_Task to carry out_
Where a line in the listing contains the string "нужд", copy that line out.

Extracted records:
------------------------------------------------------------
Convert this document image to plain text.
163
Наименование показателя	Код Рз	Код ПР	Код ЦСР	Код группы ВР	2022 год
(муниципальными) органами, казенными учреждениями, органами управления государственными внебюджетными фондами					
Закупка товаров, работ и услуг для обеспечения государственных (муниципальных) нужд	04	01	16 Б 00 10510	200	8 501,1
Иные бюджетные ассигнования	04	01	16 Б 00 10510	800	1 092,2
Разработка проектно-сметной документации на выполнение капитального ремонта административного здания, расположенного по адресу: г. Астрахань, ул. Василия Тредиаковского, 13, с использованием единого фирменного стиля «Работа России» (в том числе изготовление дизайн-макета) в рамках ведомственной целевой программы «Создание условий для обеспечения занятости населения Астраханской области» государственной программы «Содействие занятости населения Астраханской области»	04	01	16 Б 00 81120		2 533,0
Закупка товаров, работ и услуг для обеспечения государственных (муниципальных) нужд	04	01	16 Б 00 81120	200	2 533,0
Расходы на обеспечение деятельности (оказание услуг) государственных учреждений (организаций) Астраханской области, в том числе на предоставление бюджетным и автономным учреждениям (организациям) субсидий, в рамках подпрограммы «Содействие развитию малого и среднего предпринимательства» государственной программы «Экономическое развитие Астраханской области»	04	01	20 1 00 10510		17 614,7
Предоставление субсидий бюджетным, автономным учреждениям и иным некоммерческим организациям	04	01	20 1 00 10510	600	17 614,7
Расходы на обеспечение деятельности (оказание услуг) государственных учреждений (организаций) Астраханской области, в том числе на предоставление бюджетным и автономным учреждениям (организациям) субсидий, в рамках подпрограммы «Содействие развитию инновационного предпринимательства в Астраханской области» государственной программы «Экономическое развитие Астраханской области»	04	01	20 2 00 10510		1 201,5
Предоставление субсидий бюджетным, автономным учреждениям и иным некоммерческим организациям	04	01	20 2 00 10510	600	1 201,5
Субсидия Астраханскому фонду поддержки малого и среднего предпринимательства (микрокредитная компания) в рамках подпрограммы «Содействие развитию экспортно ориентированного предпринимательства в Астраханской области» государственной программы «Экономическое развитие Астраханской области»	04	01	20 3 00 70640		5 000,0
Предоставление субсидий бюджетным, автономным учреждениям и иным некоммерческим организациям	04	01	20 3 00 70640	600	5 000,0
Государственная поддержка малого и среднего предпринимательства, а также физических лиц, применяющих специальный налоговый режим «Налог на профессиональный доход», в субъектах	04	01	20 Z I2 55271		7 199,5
------------------------------------------------------------
_Result_
Закупка товаров, работ и услуг для обеспечения государственных (муниципальных) нужд	04	01	16 Б 00 10510	200	8 501,1
Закупка товаров, работ и услуг для обеспечения государственных (муниципальных) нужд	04	01	16 Б 00 81120	200	2 533,0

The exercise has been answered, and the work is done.